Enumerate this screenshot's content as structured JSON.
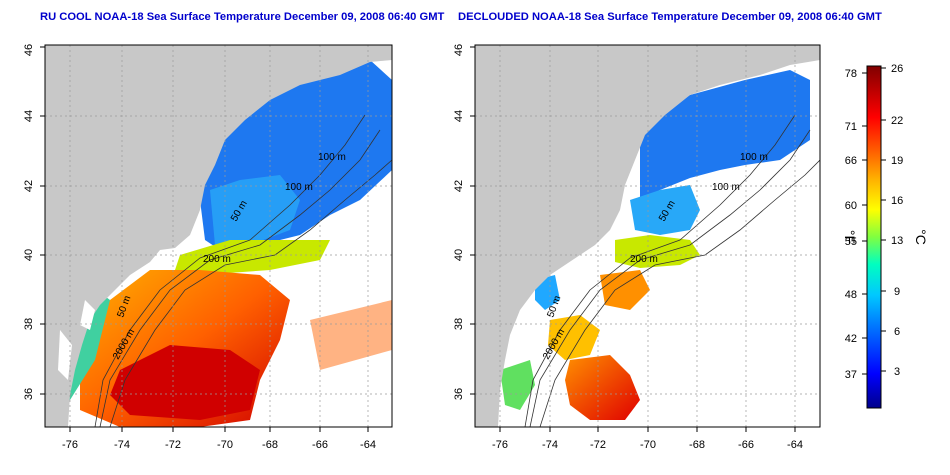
{
  "left_panel": {
    "title": "RU COOL NOAA-18 Sea Surface Temperature December 09, 2008 06:40 GMT",
    "lon_ticks": [
      "-76",
      "-74",
      "-72",
      "-70",
      "-68",
      "-66",
      "-64"
    ],
    "lat_ticks": [
      "36",
      "38",
      "40",
      "42",
      "44",
      "46"
    ],
    "contour_labels": [
      "100 m",
      "100 m",
      "50 m",
      "200 m",
      "50 m",
      "2000 m"
    ]
  },
  "right_panel": {
    "title": "DECLOUDED NOAA-18 Sea Surface Temperature December 09, 2008 06:40 GMT",
    "lon_ticks": [
      "-76",
      "-74",
      "-72",
      "-70",
      "-68",
      "-66",
      "-64"
    ],
    "lat_ticks": [
      "36",
      "38",
      "40",
      "42",
      "44",
      "46"
    ],
    "contour_labels": [
      "100 m",
      "100 m",
      "50 m",
      "200 m",
      "50 m",
      "2000 m"
    ]
  },
  "colorbar": {
    "fahrenheit_ticks": [
      "78",
      "71",
      "66",
      "60",
      "55",
      "48",
      "42",
      "37"
    ],
    "celsius_ticks": [
      "26",
      "22",
      "19",
      "16",
      "13",
      "9",
      "6",
      "3"
    ],
    "fahrenheit_unit": "°F",
    "celsius_unit": "°C",
    "colors": [
      "#00008b",
      "#0000ff",
      "#0080ff",
      "#00c0ff",
      "#00ffc0",
      "#80ff40",
      "#ffff00",
      "#ffb000",
      "#ff6000",
      "#ff0000",
      "#a00000",
      "#800000"
    ]
  },
  "colors": {
    "land": "#c8c8c8",
    "title": "#0000cc",
    "grid": "#9a9a9a"
  }
}
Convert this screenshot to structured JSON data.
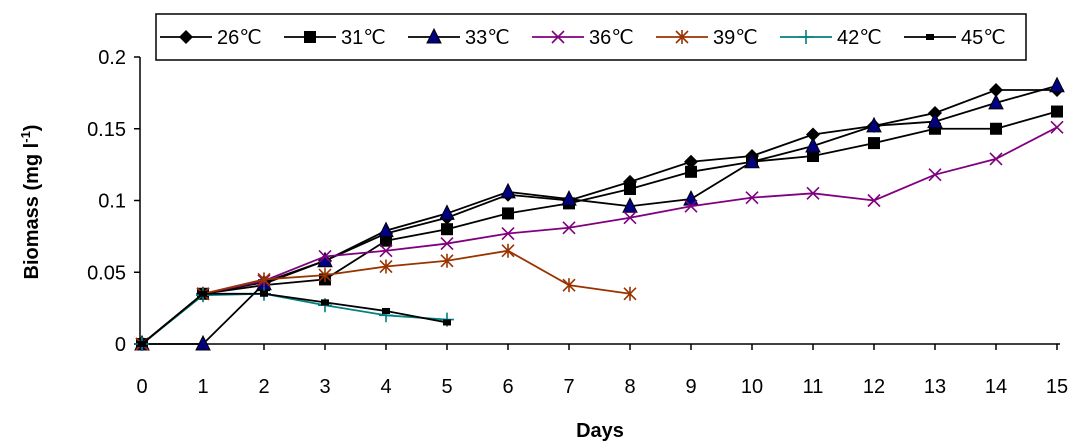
{
  "chart_data": {
    "type": "line",
    "xlabel": "Days",
    "ylabel_main": "Biomass (mg l",
    "ylabel_sup": "-1",
    "ylabel_close": ")",
    "ylim": [
      0,
      0.2
    ],
    "xlim": [
      0,
      15
    ],
    "y_ticks": [
      "0",
      "0.05",
      "0.1",
      "0.15",
      "0.2"
    ],
    "x_ticks": [
      "0",
      "1",
      "2",
      "3",
      "4",
      "5",
      "6",
      "7",
      "8",
      "9",
      "10",
      "11",
      "12",
      "13",
      "14",
      "15"
    ],
    "grid": false,
    "legend_position": "top",
    "series": [
      {
        "name": "26℃",
        "marker": "diamond",
        "color": "#000000",
        "x": [
          0,
          1,
          2,
          3,
          4,
          5,
          6,
          7,
          8,
          9,
          10,
          11,
          12,
          13,
          14,
          15
        ],
        "y": [
          0,
          0.035,
          0.043,
          0.058,
          0.077,
          0.088,
          0.104,
          0.1,
          0.113,
          0.127,
          0.131,
          0.146,
          0.152,
          0.161,
          0.177,
          0.177
        ]
      },
      {
        "name": "31℃",
        "marker": "square",
        "color": "#000000",
        "x": [
          0,
          1,
          2,
          3,
          4,
          5,
          6,
          7,
          8,
          9,
          10,
          11,
          12,
          13,
          14,
          15
        ],
        "y": [
          0,
          0.035,
          0.041,
          0.045,
          0.072,
          0.08,
          0.091,
          0.098,
          0.108,
          0.12,
          0.127,
          0.131,
          0.14,
          0.15,
          0.15,
          0.162
        ]
      },
      {
        "name": "33℃",
        "marker": "triangle",
        "color": "#000000",
        "x": [
          0,
          1,
          2,
          3,
          4,
          5,
          6,
          7,
          8,
          9,
          10,
          11,
          12,
          13,
          14,
          15
        ],
        "y": [
          0,
          0,
          0.042,
          0.058,
          0.079,
          0.091,
          0.106,
          0.101,
          0.096,
          0.101,
          0.127,
          0.138,
          0.152,
          0.155,
          0.168,
          0.18
        ]
      },
      {
        "name": "36℃",
        "marker": "x",
        "color": "#800080",
        "x": [
          0,
          1,
          2,
          3,
          4,
          5,
          6,
          7,
          8,
          9,
          10,
          11,
          12,
          13,
          14,
          15
        ],
        "y": [
          0,
          0.035,
          0.044,
          0.061,
          0.065,
          0.07,
          0.077,
          0.081,
          0.088,
          0.096,
          0.102,
          0.105,
          0.1,
          0.118,
          0.129,
          0.151
        ]
      },
      {
        "name": "39℃",
        "marker": "star",
        "color": "#993300",
        "x": [
          0,
          1,
          2,
          3,
          4,
          5,
          6,
          7,
          8
        ],
        "y": [
          0,
          0.035,
          0.045,
          0.048,
          0.054,
          0.058,
          0.065,
          0.041,
          0.035
        ]
      },
      {
        "name": "42℃",
        "marker": "plus",
        "color": "#008080",
        "x": [
          0,
          1,
          2,
          3,
          4,
          5
        ],
        "y": [
          0,
          0.034,
          0.035,
          0.027,
          0.02,
          0.017
        ]
      },
      {
        "name": "45℃",
        "marker": "smallsquare",
        "color": "#000000",
        "x": [
          0,
          1,
          2,
          3,
          4,
          5
        ],
        "y": [
          0,
          0.035,
          0.035,
          0.029,
          0.023,
          0.015
        ]
      }
    ]
  }
}
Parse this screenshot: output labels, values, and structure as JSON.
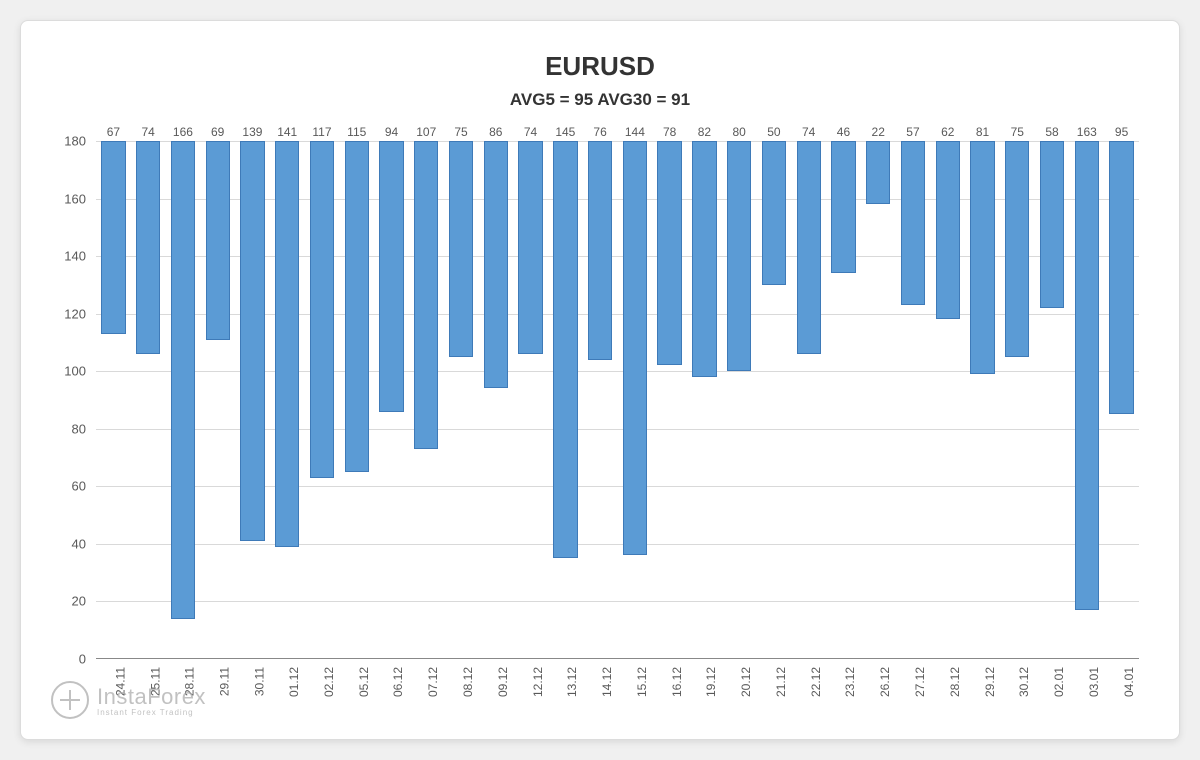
{
  "chart": {
    "type": "bar",
    "title": "EURUSD",
    "subtitle": "AVG5 = 95 AVG30 = 91",
    "title_fontsize": 26,
    "subtitle_fontsize": 17,
    "title_color": "#333333",
    "categories": [
      "24.11",
      "25.11",
      "28.11",
      "29.11",
      "30.11",
      "01.12",
      "02.12",
      "05.12",
      "06.12",
      "07.12",
      "08.12",
      "09.12",
      "12.12",
      "13.12",
      "14.12",
      "15.12",
      "16.12",
      "19.12",
      "20.12",
      "21.12",
      "22.12",
      "23.12",
      "26.12",
      "27.12",
      "28.12",
      "29.12",
      "30.12",
      "02.01",
      "03.01",
      "04.01"
    ],
    "values": [
      67,
      74,
      166,
      69,
      139,
      141,
      117,
      115,
      94,
      107,
      75,
      86,
      74,
      145,
      76,
      144,
      78,
      82,
      80,
      50,
      74,
      46,
      22,
      57,
      62,
      81,
      75,
      58,
      163,
      95
    ],
    "bar_color": "#5b9bd5",
    "bar_border_color": "#3e7ab8",
    "bar_width": 0.7,
    "ylim": [
      0,
      180
    ],
    "ytick_step": 20,
    "yticks": [
      0,
      20,
      40,
      60,
      80,
      100,
      120,
      140,
      160,
      180
    ],
    "grid_color": "#d9d9d9",
    "axis_color": "#888888",
    "label_color": "#595959",
    "label_fontsize": 13,
    "value_label_fontsize": 12,
    "xlabel_fontsize": 12,
    "xlabel_rotation": -90,
    "background_color": "#ffffff",
    "card_border_color": "#dcdcdc",
    "page_background": "#f0f0f0"
  },
  "watermark": {
    "brand": "InstaForex",
    "tagline": "Instant Forex Trading",
    "color": "#a8a8a8",
    "opacity": 0.7,
    "icon": "target-crosshair-icon"
  }
}
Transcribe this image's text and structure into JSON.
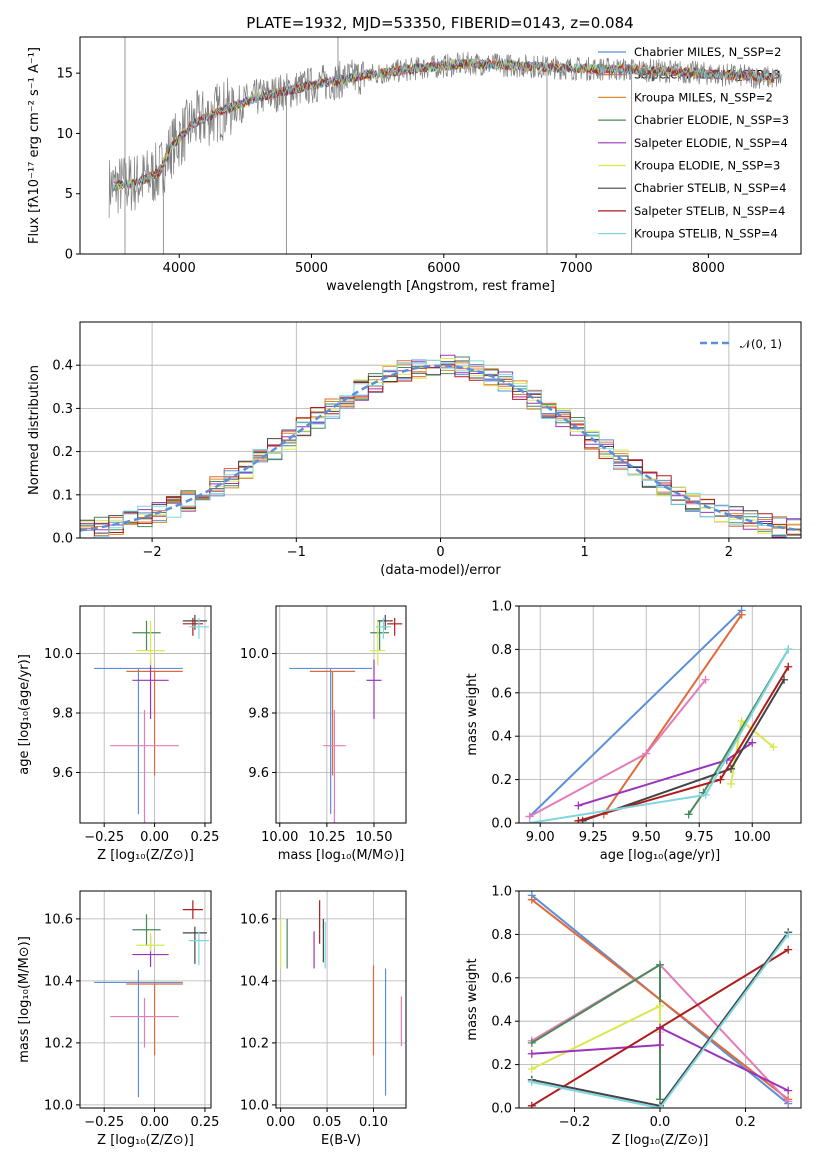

» What you should do
Reproduce all entries exactly. Pictures do not belong in the copy.

» Written solution
Enumerate this screenshot's content as structured JSON.
{
  "left_panel": {
    "title": "RU COOL NOAA-18 Sea Surface Temperature December 09, 2008 06:40 GMT",
    "lon_ticks": [
      "-76",
      "-74",
      "-72",
      "-70",
      "-68",
      "-66",
      "-64"
    ],
    "lat_ticks": [
      "36",
      "38",
      "40",
      "42",
      "44",
      "46"
    ],
    "contour_labels": [
      "100 m",
      "100 m",
      "50 m",
      "200 m",
      "50 m",
      "2000 m"
    ]
  },
  "right_panel": {
    "title": "DECLOUDED NOAA-18 Sea Surface Temperature December 09, 2008 06:40 GMT",
    "lon_ticks": [
      "-76",
      "-74",
      "-72",
      "-70",
      "-68",
      "-66",
      "-64"
    ],
    "lat_ticks": [
      "36",
      "38",
      "40",
      "42",
      "44",
      "46"
    ],
    "contour_labels": [
      "100 m",
      "100 m",
      "50 m",
      "200 m",
      "50 m",
      "2000 m"
    ]
  },
  "colorbar": {
    "fahrenheit_ticks": [
      "78",
      "71",
      "66",
      "60",
      "55",
      "48",
      "42",
      "37"
    ],
    "celsius_ticks": [
      "26",
      "22",
      "19",
      "16",
      "13",
      "9",
      "6",
      "3"
    ],
    "fahrenheit_unit": "°F",
    "celsius_unit": "°C",
    "colors": [
      "#00008b",
      "#0000ff",
      "#0080ff",
      "#00c0ff",
      "#00ffc0",
      "#80ff40",
      "#ffff00",
      "#ffb000",
      "#ff6000",
      "#ff0000",
      "#a00000",
      "#800000"
    ]
  },
  "colors": {
    "land": "#c8c8c8",
    "title": "#0000cc",
    "grid": "#9a9a9a"
  }
}
Convert this screenshot to structured JSON data.
{
  "chart_data": {
    "type": "line",
    "xlabel": "Days",
    "ylabel_main": "Biomass (mg l",
    "ylabel_sup": "-1",
    "ylabel_close": ")",
    "ylim": [
      0,
      0.2
    ],
    "xlim": [
      0,
      15
    ],
    "y_ticks": [
      "0",
      "0.05",
      "0.1",
      "0.15",
      "0.2"
    ],
    "x_ticks": [
      "0",
      "1",
      "2",
      "3",
      "4",
      "5",
      "6",
      "7",
      "8",
      "9",
      "10",
      "11",
      "12",
      "13",
      "14",
      "15"
    ],
    "grid": false,
    "legend_position": "top",
    "series": [
      {
        "name": "26℃",
        "marker": "diamond",
        "color": "#000000",
        "x": [
          0,
          1,
          2,
          3,
          4,
          5,
          6,
          7,
          8,
          9,
          10,
          11,
          12,
          13,
          14,
          15
        ],
        "y": [
          0,
          0.035,
          0.043,
          0.058,
          0.077,
          0.088,
          0.104,
          0.1,
          0.113,
          0.127,
          0.131,
          0.146,
          0.152,
          0.161,
          0.177,
          0.177
        ]
      },
      {
        "name": "31℃",
        "marker": "square",
        "color": "#000000",
        "x": [
          0,
          1,
          2,
          3,
          4,
          5,
          6,
          7,
          8,
          9,
          10,
          11,
          12,
          13,
          14,
          15
        ],
        "y": [
          0,
          0.035,
          0.041,
          0.045,
          0.072,
          0.08,
          0.091,
          0.098,
          0.108,
          0.12,
          0.127,
          0.131,
          0.14,
          0.15,
          0.15,
          0.162
        ]
      },
      {
        "name": "33℃",
        "marker": "triangle",
        "color": "#000000",
        "x": [
          0,
          1,
          2,
          3,
          4,
          5,
          6,
          7,
          8,
          9,
          10,
          11,
          12,
          13,
          14,
          15
        ],
        "y": [
          0,
          0,
          0.042,
          0.058,
          0.079,
          0.091,
          0.106,
          0.101,
          0.096,
          0.101,
          0.127,
          0.138,
          0.152,
          0.155,
          0.168,
          0.18
        ]
      },
      {
        "name": "36℃",
        "marker": "x",
        "color": "#800080",
        "x": [
          0,
          1,
          2,
          3,
          4,
          5,
          6,
          7,
          8,
          9,
          10,
          11,
          12,
          13,
          14,
          15
        ],
        "y": [
          0,
          0.035,
          0.044,
          0.061,
          0.065,
          0.07,
          0.077,
          0.081,
          0.088,
          0.096,
          0.102,
          0.105,
          0.1,
          0.118,
          0.129,
          0.151
        ]
      },
      {
        "name": "39℃",
        "marker": "star",
        "color": "#993300",
        "x": [
          0,
          1,
          2,
          3,
          4,
          5,
          6,
          7,
          8
        ],
        "y": [
          0,
          0.035,
          0.045,
          0.048,
          0.054,
          0.058,
          0.065,
          0.041,
          0.035
        ]
      },
      {
        "name": "42℃",
        "marker": "plus",
        "color": "#008080",
        "x": [
          0,
          1,
          2,
          3,
          4,
          5
        ],
        "y": [
          0,
          0.034,
          0.035,
          0.027,
          0.02,
          0.017
        ]
      },
      {
        "name": "45℃",
        "marker": "smallsquare",
        "color": "#000000",
        "x": [
          0,
          1,
          2,
          3,
          4,
          5
        ],
        "y": [
          0,
          0.035,
          0.035,
          0.029,
          0.023,
          0.015
        ]
      }
    ]
  }
}
Parse this screenshot: output labels, values, and structure as JSON.
{
  "chart": {
    "type": "bar",
    "title": "EURUSD",
    "subtitle": "AVG5 = 95 AVG30 = 91",
    "title_fontsize": 26,
    "subtitle_fontsize": 17,
    "title_color": "#333333",
    "categories": [
      "24.11",
      "25.11",
      "28.11",
      "29.11",
      "30.11",
      "01.12",
      "02.12",
      "05.12",
      "06.12",
      "07.12",
      "08.12",
      "09.12",
      "12.12",
      "13.12",
      "14.12",
      "15.12",
      "16.12",
      "19.12",
      "20.12",
      "21.12",
      "22.12",
      "23.12",
      "26.12",
      "27.12",
      "28.12",
      "29.12",
      "30.12",
      "02.01",
      "03.01",
      "04.01"
    ],
    "values": [
      67,
      74,
      166,
      69,
      139,
      141,
      117,
      115,
      94,
      107,
      75,
      86,
      74,
      145,
      76,
      144,
      78,
      82,
      80,
      50,
      74,
      46,
      22,
      57,
      62,
      81,
      75,
      58,
      163,
      95
    ],
    "bar_color": "#5b9bd5",
    "bar_border_color": "#3e7ab8",
    "bar_width": 0.7,
    "ylim": [
      0,
      180
    ],
    "ytick_step": 20,
    "yticks": [
      0,
      20,
      40,
      60,
      80,
      100,
      120,
      140,
      160,
      180
    ],
    "grid_color": "#d9d9d9",
    "axis_color": "#888888",
    "label_color": "#595959",
    "label_fontsize": 13,
    "value_label_fontsize": 12,
    "xlabel_fontsize": 12,
    "xlabel_rotation": -90,
    "background_color": "#ffffff",
    "card_border_color": "#dcdcdc",
    "page_background": "#f0f0f0"
  },
  "watermark": {
    "brand": "InstaForex",
    "tagline": "Instant Forex Trading",
    "color": "#a8a8a8",
    "opacity": 0.7,
    "icon": "target-crosshair-icon"
  }
}
Transcribe this image's text and structure into JSON.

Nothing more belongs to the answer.